## GIVEN PROBLEM
Each line that includes the string "magna" counts once; give the total and nothing else.

Records from a collection:
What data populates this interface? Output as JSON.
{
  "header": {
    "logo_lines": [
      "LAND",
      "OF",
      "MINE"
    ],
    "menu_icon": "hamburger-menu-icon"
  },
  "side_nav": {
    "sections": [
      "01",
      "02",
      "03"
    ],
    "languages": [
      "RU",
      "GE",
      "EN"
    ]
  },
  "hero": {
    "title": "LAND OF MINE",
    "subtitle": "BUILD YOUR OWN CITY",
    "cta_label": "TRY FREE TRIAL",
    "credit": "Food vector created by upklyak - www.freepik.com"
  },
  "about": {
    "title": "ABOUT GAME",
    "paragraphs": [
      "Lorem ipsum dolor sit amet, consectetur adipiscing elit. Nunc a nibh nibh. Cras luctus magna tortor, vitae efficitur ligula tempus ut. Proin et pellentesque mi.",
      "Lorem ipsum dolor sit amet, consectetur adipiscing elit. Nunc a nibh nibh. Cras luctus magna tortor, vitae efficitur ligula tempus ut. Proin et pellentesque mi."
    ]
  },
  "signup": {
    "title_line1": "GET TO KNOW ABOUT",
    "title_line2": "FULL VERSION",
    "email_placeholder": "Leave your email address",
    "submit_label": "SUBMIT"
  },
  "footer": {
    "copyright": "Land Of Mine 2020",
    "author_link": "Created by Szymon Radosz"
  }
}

## FINAL RESULT
2